(Dataset items)
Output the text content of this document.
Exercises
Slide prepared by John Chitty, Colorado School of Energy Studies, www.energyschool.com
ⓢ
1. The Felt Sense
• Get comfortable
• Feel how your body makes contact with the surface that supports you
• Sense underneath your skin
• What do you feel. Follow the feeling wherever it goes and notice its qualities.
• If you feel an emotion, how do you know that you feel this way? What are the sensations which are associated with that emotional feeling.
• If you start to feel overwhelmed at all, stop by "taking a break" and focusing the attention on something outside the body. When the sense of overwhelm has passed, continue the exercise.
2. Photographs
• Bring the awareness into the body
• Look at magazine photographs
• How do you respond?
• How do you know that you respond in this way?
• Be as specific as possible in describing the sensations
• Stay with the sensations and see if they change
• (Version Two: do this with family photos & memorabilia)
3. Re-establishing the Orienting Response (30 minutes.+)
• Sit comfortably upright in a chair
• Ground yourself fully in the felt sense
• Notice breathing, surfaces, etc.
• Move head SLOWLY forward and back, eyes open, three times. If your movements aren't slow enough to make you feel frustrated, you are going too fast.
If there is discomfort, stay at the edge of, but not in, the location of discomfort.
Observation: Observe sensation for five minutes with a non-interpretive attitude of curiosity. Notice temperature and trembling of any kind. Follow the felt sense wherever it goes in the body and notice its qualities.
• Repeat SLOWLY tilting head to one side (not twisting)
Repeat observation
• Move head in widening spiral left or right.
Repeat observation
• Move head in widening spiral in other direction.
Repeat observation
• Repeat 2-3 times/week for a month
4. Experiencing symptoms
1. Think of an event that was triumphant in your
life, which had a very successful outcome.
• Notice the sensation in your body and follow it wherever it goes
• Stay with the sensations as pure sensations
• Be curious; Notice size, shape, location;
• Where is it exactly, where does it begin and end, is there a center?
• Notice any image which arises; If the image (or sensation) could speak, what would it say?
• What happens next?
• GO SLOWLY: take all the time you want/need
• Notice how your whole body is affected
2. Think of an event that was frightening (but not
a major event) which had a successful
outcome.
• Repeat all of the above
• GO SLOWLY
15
==
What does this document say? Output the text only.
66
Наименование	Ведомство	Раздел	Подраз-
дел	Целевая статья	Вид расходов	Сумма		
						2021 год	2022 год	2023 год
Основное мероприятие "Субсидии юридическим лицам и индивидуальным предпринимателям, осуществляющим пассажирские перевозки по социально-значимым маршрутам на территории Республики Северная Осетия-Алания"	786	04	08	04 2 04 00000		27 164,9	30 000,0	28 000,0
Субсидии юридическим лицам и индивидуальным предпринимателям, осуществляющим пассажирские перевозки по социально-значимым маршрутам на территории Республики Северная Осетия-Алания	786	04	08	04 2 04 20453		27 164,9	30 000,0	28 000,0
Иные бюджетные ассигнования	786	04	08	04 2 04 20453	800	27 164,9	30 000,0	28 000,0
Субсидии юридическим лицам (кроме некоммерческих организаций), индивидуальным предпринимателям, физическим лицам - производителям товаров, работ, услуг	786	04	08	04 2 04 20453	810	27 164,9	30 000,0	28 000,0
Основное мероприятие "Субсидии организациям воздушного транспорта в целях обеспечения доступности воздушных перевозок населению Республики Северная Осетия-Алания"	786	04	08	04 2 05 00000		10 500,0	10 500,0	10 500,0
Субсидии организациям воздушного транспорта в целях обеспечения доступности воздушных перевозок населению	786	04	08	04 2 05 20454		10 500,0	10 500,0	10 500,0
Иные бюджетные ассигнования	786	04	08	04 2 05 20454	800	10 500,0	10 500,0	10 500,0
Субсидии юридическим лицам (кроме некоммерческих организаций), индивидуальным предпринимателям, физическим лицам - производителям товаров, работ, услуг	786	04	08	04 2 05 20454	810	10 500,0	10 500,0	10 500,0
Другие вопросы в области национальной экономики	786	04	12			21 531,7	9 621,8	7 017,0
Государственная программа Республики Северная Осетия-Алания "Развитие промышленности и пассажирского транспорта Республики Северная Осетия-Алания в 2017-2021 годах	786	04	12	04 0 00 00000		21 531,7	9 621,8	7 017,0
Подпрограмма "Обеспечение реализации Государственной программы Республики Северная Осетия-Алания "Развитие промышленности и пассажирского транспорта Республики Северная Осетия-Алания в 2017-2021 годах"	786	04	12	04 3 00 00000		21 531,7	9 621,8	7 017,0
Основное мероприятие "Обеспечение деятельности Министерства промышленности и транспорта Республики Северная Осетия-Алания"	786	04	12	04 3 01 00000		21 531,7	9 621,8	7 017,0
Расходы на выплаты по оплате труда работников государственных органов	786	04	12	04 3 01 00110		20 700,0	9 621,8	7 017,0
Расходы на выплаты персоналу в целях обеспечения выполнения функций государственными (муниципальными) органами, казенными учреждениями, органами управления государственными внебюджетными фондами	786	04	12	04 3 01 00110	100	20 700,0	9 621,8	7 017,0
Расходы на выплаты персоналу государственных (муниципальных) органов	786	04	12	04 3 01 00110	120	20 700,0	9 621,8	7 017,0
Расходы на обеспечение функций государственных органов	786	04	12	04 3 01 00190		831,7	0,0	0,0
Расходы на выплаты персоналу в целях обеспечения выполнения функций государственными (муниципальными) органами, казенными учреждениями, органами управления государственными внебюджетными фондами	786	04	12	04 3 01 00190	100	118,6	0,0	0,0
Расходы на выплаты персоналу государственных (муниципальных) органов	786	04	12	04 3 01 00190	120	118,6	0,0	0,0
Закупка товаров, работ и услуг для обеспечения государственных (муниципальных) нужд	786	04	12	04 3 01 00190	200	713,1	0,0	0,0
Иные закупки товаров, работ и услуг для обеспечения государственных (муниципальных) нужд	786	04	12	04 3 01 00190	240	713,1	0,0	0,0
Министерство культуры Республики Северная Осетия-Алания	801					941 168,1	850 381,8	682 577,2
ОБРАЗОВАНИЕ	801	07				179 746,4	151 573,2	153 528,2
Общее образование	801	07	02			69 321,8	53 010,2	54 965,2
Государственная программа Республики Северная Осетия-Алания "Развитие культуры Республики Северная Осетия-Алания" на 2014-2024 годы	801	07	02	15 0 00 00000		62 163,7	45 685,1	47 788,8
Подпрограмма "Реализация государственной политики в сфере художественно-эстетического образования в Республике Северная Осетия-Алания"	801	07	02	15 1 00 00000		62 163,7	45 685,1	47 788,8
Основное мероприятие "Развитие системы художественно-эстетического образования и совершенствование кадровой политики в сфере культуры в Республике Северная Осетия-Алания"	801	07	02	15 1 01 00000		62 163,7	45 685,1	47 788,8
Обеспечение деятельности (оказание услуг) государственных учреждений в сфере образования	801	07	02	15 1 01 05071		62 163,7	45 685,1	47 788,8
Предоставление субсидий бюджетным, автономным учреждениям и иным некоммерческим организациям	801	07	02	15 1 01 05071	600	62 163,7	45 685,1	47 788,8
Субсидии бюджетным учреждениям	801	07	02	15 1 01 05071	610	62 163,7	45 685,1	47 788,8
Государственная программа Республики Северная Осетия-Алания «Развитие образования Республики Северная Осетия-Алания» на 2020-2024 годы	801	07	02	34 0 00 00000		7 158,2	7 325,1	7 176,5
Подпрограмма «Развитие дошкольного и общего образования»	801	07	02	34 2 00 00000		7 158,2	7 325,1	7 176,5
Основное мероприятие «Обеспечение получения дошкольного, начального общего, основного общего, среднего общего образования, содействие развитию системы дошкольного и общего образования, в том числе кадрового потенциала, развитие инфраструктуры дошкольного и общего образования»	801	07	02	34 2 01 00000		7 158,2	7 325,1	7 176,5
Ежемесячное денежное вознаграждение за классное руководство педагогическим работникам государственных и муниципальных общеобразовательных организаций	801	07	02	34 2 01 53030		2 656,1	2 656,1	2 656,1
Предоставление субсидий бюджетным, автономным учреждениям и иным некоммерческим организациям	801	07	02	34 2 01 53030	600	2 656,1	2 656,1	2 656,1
==
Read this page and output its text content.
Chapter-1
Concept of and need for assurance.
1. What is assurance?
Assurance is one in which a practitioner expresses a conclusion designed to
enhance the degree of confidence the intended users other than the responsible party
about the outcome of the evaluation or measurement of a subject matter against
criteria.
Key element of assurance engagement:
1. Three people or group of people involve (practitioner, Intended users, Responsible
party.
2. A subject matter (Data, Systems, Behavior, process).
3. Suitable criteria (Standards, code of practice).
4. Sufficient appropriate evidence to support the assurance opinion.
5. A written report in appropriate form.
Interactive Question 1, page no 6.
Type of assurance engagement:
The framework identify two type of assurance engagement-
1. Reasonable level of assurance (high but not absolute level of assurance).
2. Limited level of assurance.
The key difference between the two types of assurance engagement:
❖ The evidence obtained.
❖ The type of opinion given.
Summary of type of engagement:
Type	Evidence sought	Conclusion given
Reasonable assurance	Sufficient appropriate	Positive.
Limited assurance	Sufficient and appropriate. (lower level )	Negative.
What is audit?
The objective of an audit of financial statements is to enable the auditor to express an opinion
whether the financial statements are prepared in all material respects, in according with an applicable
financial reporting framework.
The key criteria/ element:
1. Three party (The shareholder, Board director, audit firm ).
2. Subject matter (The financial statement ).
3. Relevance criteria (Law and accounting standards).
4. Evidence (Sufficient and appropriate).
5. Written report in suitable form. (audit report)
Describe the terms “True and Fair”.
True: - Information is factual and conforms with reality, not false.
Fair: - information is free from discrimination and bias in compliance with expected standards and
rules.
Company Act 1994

Prompt:
Gather each line from the entries above that includes the word "successful".

Problem solution:
life, which had a very successful outcome.
a major event) which had a successful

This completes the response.